Work to do: In the copy, include every entry exactly but none of the pictures.

Task material:

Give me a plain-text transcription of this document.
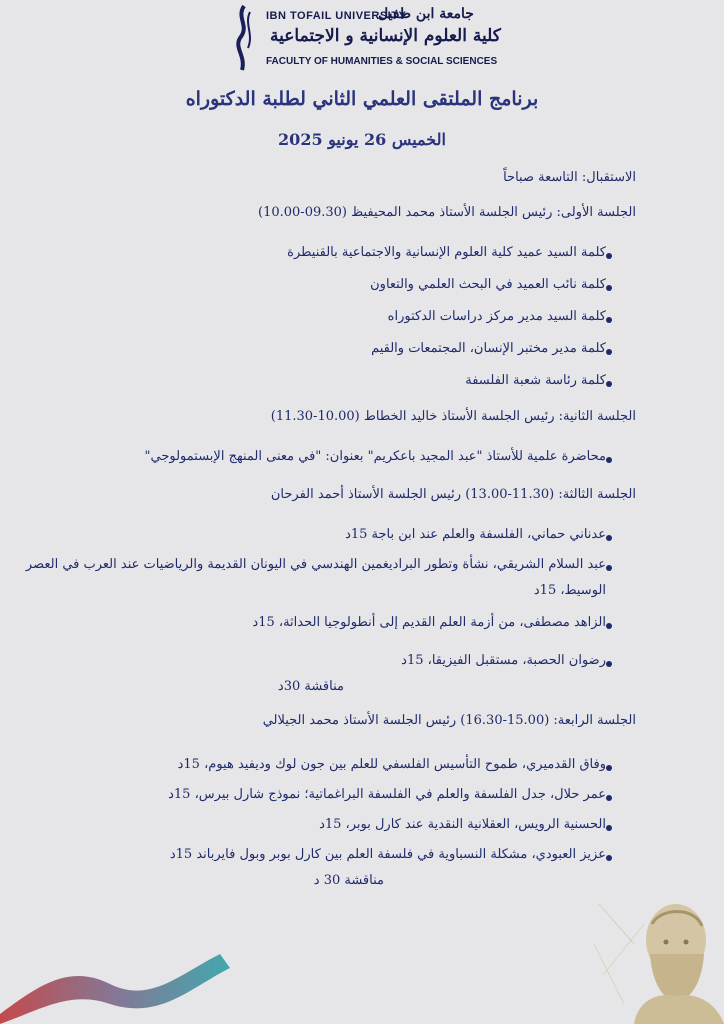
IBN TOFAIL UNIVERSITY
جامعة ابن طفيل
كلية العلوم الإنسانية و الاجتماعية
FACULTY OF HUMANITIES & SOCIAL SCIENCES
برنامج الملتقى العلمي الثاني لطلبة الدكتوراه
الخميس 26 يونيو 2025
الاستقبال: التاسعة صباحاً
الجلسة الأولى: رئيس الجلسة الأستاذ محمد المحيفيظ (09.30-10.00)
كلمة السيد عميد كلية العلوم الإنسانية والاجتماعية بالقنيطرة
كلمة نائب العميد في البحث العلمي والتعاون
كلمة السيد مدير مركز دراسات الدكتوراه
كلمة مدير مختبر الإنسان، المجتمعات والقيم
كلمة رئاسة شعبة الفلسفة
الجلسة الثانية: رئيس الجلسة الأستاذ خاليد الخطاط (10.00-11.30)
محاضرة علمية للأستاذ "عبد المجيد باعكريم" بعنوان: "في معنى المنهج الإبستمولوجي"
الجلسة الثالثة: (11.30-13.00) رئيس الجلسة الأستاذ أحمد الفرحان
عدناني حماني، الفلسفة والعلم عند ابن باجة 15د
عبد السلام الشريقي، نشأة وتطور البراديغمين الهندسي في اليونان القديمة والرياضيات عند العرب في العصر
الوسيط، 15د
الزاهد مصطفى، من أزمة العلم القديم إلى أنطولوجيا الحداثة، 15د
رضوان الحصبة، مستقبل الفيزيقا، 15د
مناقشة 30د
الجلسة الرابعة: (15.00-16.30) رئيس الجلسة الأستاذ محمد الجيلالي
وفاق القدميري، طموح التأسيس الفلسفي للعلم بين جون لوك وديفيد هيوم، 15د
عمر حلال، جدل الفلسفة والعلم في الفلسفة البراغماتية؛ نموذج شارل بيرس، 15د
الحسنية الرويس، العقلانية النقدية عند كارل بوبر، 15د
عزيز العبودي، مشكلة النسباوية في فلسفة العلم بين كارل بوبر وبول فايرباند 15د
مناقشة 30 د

Written answer:
Give me a plain-text transcription of this document.
IBN TOFAIL UNIVERSITY
جامعة ابن طفيل
كلية العلوم الإنسانية و الاجتماعية
FACULTY OF HUMANITIES & SOCIAL SCIENCES
برنامج الملتقى العلمي الثاني لطلبة الدكتوراه
الخميس 26 يونيو 2025
الاستقبال: التاسعة صباحاً
الجلسة الأولى: رئيس الجلسة الأستاذ محمد المحيفيظ (09.30-10.00)
كلمة السيد عميد كلية العلوم الإنسانية والاجتماعية بالقنيطرة
كلمة نائب العميد في البحث العلمي والتعاون
كلمة السيد مدير مركز دراسات الدكتوراه
كلمة مدير مختبر الإنسان، المجتمعات والقيم
كلمة رئاسة شعبة الفلسفة
الجلسة الثانية: رئيس الجلسة الأستاذ خاليد الخطاط (10.00-11.30)
محاضرة علمية للأستاذ "عبد المجيد باعكريم" بعنوان: "في معنى المنهج الإبستمولوجي"
الجلسة الثالثة: (11.30-13.00) رئيس الجلسة الأستاذ أحمد الفرحان
عدناني حماني، الفلسفة والعلم عند ابن باجة 15د
عبد السلام الشريقي، نشأة وتطور البراديغمين الهندسي في اليونان القديمة والرياضيات عند العرب في العصر
الوسيط، 15د
الزاهد مصطفى، من أزمة العلم القديم إلى أنطولوجيا الحداثة، 15د
رضوان الحصبة، مستقبل الفيزيقا، 15د
مناقشة 30د
الجلسة الرابعة: (15.00-16.30) رئيس الجلسة الأستاذ محمد الجيلالي
وفاق القدميري، طموح التأسيس الفلسفي للعلم بين جون لوك وديفيد هيوم، 15د
عمر حلال، جدل الفلسفة والعلم في الفلسفة البراغماتية؛ نموذج شارل بيرس، 15د
الحسنية الرويس، العقلانية النقدية عند كارل بوبر، 15د
عزيز العبودي، مشكلة النسباوية في فلسفة العلم بين كارل بوبر وبول فايرباند 15د
مناقشة 30 د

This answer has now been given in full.